[Entries taken from a collection]
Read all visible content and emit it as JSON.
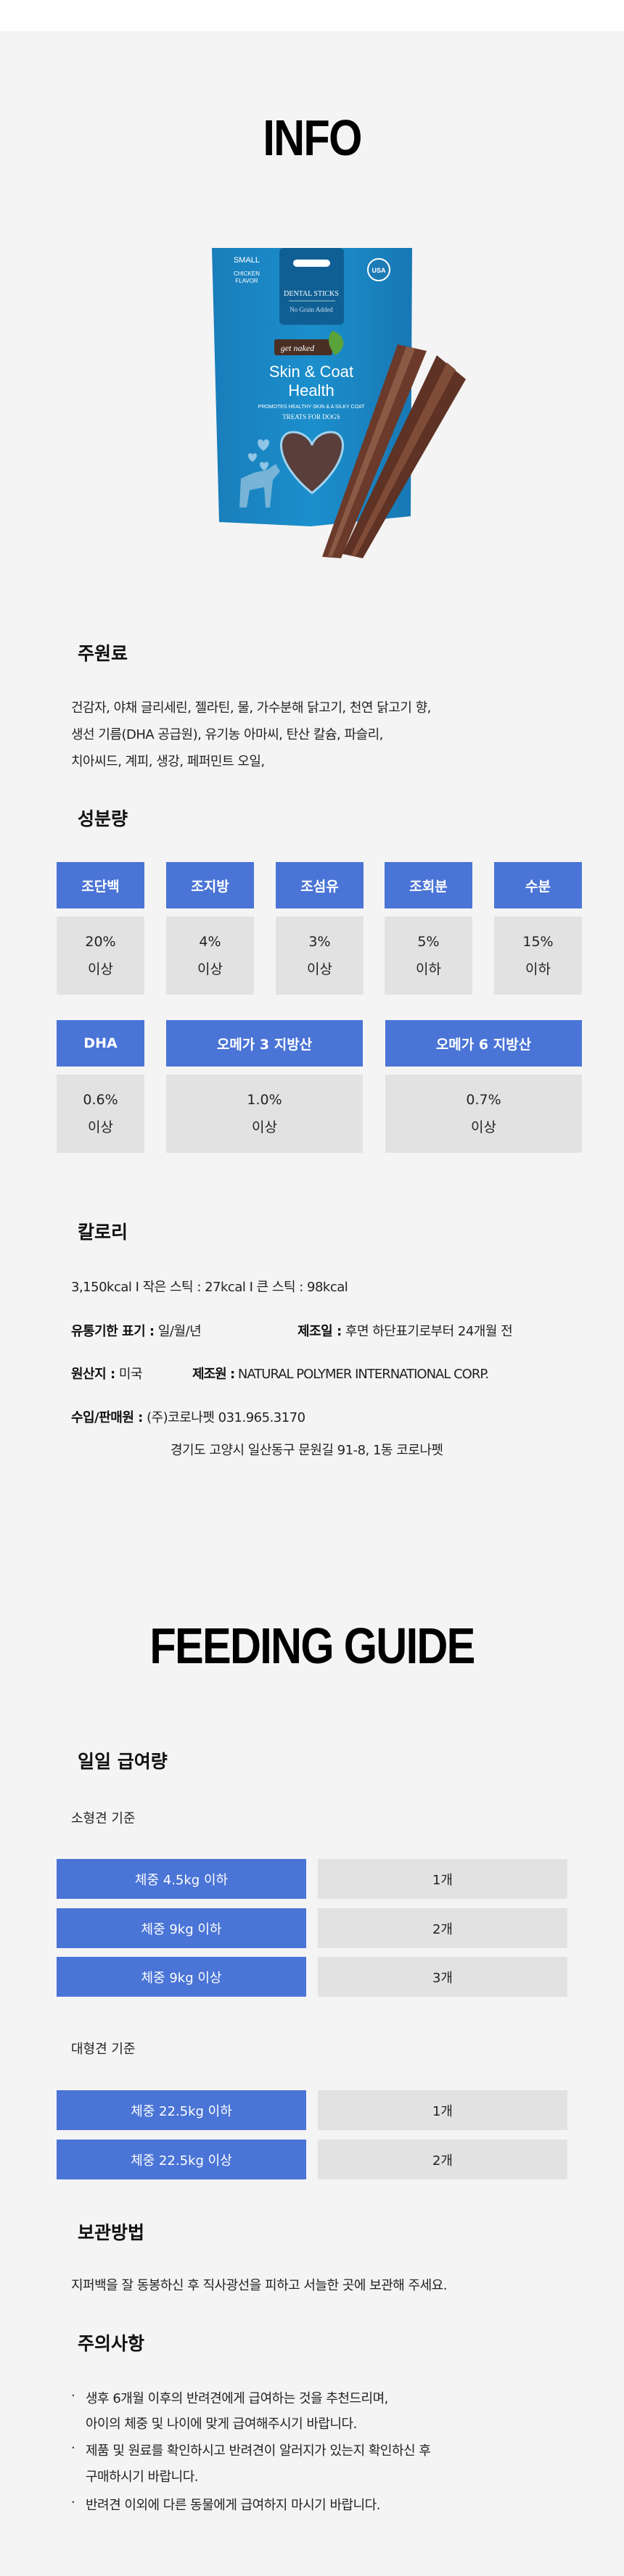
{
  "colors": {
    "accent_blue": "#4a74d6",
    "value_gray": "#e2e2e2",
    "background": "#f4f4f4"
  },
  "info_title": "INFO",
  "product_image": {
    "alt_lettering": [
      "SMALL",
      "CHICKEN",
      "FLAVOR",
      "DENTAL STICKS",
      "No Grain Added",
      "get naked",
      "USA",
      "Skin & Coat",
      "Health",
      "PROMOTES HEALTHY SKIN & A SILKY COAT",
      "TREATS FOR DOGS"
    ]
  },
  "ingredients": {
    "title": "주원료",
    "lines": [
      "건감자, 야채 글리세린, 젤라틴, 물, 가수분해 닭고기, 천연 닭고기 향,",
      "생선 기름(DHA 공급원), 유기농 아마씨, 탄산 칼슘, 파슬리,",
      "치아씨드, 계피, 생강, 페퍼민트 오일,"
    ]
  },
  "nutrition": {
    "title": "성분량",
    "row1": [
      {
        "label": "조단백",
        "value": "20%",
        "qualifier": "이상"
      },
      {
        "label": "조지방",
        "value": "4%",
        "qualifier": "이상"
      },
      {
        "label": "조섬유",
        "value": "3%",
        "qualifier": "이상"
      },
      {
        "label": "조회분",
        "value": "5%",
        "qualifier": "이하"
      },
      {
        "label": "수분",
        "value": "15%",
        "qualifier": "이하"
      }
    ],
    "row2": [
      {
        "label": "DHA",
        "value": "0.6%",
        "qualifier": "이상"
      },
      {
        "label": "오메가 3 지방산",
        "value": "1.0%",
        "qualifier": "이상"
      },
      {
        "label": "오메가 6 지방산",
        "value": "0.7%",
        "qualifier": "이상"
      }
    ]
  },
  "calories": {
    "title": "칼로리",
    "text": "3,150kcal I 작은 스틱 : 27kcal I 큰 스틱 : 98kcal",
    "expiry_label": "유통기한 표기 :",
    "expiry_value": "일/월/년",
    "mfg_date_label": "제조일 :",
    "mfg_date_value": "후면 하단표기로부터 24개월 전",
    "origin_label": "원산지 :",
    "origin_value": "미국",
    "manufacturer_label": "제조원 :",
    "manufacturer_value": "NATURAL POLYMER INTERNATIONAL CORP.",
    "importer_label": "수입/판매원 :",
    "importer_value": "(주)코로나펫 031.965.3170",
    "importer_address": "경기도 고양시 일산동구 문원길 91-8, 1동 코로나펫"
  },
  "feeding_title": "FEEDING GUIDE",
  "daily_amount": {
    "title": "일일 급여량",
    "small_label": "소형견 기준",
    "small_rows": [
      {
        "weight": "체중 4.5kg 이하",
        "amount": "1개"
      },
      {
        "weight": "체중 9kg 이하",
        "amount": "2개"
      },
      {
        "weight": "체중 9kg 이상",
        "amount": "3개"
      }
    ],
    "large_label": "대형견 기준",
    "large_rows": [
      {
        "weight": "체중 22.5kg 이하",
        "amount": "1개"
      },
      {
        "weight": "체중 22.5kg 이상",
        "amount": "2개"
      }
    ]
  },
  "storage": {
    "title": "보관방법",
    "text": "지퍼백을 잘 동봉하신 후 직사광선을 피하고 서늘한 곳에 보관해 주세요."
  },
  "cautions": {
    "title": "주의사항",
    "bullet": "·",
    "items": [
      [
        "생후 6개월 이후의 반려견에게 급여하는 것을 추천드리며,",
        "아이의 체중 및 나이에 맞게 급여해주시기 바랍니다."
      ],
      [
        "제품 및 원료를 확인하시고 반려견이 알러지가 있는지 확인하신 후",
        "구매하시기 바랍니다."
      ],
      [
        "반려견 이외에 다른 동물에게 급여하지 마시기 바랍니다."
      ]
    ]
  }
}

=== TASK DESCRIPTION ===
Every entry above is to be set down exactly; the pictures are to be left out.

=== FULL OUTPUT ===
Read all visible content and emit it as JSON.
{
  "colors": {
    "accent_blue": "#4a74d6",
    "value_gray": "#e2e2e2",
    "background": "#f4f4f4"
  },
  "info_title": "INFO",
  "product_image": {
    "alt_lettering": [
      "SMALL",
      "CHICKEN",
      "FLAVOR",
      "DENTAL STICKS",
      "No Grain Added",
      "get naked",
      "USA",
      "Skin & Coat",
      "Health",
      "PROMOTES HEALTHY SKIN & A SILKY COAT",
      "TREATS FOR DOGS"
    ]
  },
  "ingredients": {
    "title": "주원료",
    "lines": [
      "건감자, 야채 글리세린, 젤라틴, 물, 가수분해 닭고기, 천연 닭고기 향,",
      "생선 기름(DHA 공급원), 유기농 아마씨, 탄산 칼슘, 파슬리,",
      "치아씨드, 계피, 생강, 페퍼민트 오일,"
    ]
  },
  "nutrition": {
    "title": "성분량",
    "row1": [
      {
        "label": "조단백",
        "value": "20%",
        "qualifier": "이상"
      },
      {
        "label": "조지방",
        "value": "4%",
        "qualifier": "이상"
      },
      {
        "label": "조섬유",
        "value": "3%",
        "qualifier": "이상"
      },
      {
        "label": "조회분",
        "value": "5%",
        "qualifier": "이하"
      },
      {
        "label": "수분",
        "value": "15%",
        "qualifier": "이하"
      }
    ],
    "row2": [
      {
        "label": "DHA",
        "value": "0.6%",
        "qualifier": "이상"
      },
      {
        "label": "오메가 3 지방산",
        "value": "1.0%",
        "qualifier": "이상"
      },
      {
        "label": "오메가 6 지방산",
        "value": "0.7%",
        "qualifier": "이상"
      }
    ]
  },
  "calories": {
    "title": "칼로리",
    "text": "3,150kcal I 작은 스틱 : 27kcal I 큰 스틱 : 98kcal",
    "expiry_label": "유통기한 표기 :",
    "expiry_value": "일/월/년",
    "mfg_date_label": "제조일 :",
    "mfg_date_value": "후면 하단표기로부터 24개월 전",
    "origin_label": "원산지 :",
    "origin_value": "미국",
    "manufacturer_label": "제조원 :",
    "manufacturer_value": "NATURAL POLYMER INTERNATIONAL CORP.",
    "importer_label": "수입/판매원 :",
    "importer_value": "(주)코로나펫 031.965.3170",
    "importer_address": "경기도 고양시 일산동구 문원길 91-8, 1동 코로나펫"
  },
  "feeding_title": "FEEDING GUIDE",
  "daily_amount": {
    "title": "일일 급여량",
    "small_label": "소형견 기준",
    "small_rows": [
      {
        "weight": "체중 4.5kg 이하",
        "amount": "1개"
      },
      {
        "weight": "체중 9kg 이하",
        "amount": "2개"
      },
      {
        "weight": "체중 9kg 이상",
        "amount": "3개"
      }
    ],
    "large_label": "대형견 기준",
    "large_rows": [
      {
        "weight": "체중 22.5kg 이하",
        "amount": "1개"
      },
      {
        "weight": "체중 22.5kg 이상",
        "amount": "2개"
      }
    ]
  },
  "storage": {
    "title": "보관방법",
    "text": "지퍼백을 잘 동봉하신 후 직사광선을 피하고 서늘한 곳에 보관해 주세요."
  },
  "cautions": {
    "title": "주의사항",
    "bullet": "·",
    "items": [
      [
        "생후 6개월 이후의 반려견에게 급여하는 것을 추천드리며,",
        "아이의 체중 및 나이에 맞게 급여해주시기 바랍니다."
      ],
      [
        "제품 및 원료를 확인하시고 반려견이 알러지가 있는지 확인하신 후",
        "구매하시기 바랍니다."
      ],
      [
        "반려견 이외에 다른 동물에게 급여하지 마시기 바랍니다."
      ]
    ]
  }
}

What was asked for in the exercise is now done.